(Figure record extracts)
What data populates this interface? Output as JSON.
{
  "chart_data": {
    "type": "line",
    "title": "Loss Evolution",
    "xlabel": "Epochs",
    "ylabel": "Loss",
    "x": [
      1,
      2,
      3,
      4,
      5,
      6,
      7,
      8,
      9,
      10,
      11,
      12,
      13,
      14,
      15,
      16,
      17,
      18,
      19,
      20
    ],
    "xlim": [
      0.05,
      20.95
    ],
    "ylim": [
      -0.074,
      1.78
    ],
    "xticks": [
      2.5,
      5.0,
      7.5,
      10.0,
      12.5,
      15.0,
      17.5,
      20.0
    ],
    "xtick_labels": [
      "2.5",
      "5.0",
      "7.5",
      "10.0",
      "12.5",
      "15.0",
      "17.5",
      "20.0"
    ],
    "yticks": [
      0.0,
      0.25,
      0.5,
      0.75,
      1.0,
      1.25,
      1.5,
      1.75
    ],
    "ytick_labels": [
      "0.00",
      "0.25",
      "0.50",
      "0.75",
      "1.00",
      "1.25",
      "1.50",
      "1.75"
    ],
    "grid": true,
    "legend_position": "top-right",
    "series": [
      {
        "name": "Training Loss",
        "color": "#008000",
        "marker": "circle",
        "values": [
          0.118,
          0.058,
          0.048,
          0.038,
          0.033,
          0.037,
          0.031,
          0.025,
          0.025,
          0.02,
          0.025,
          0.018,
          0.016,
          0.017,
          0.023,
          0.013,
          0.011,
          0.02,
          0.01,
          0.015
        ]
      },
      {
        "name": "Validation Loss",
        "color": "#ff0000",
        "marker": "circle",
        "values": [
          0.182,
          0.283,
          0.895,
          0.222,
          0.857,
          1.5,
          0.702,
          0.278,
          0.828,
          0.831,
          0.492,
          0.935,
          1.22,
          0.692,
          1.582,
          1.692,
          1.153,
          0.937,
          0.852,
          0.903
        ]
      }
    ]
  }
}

→ **WRITTEN INSTRUCTION**
Find the word "name" in the material, then list each line that holds it.

→ **SOLUTION BELOW**
        "name": "Training Loss",
        "name": "Validation Loss",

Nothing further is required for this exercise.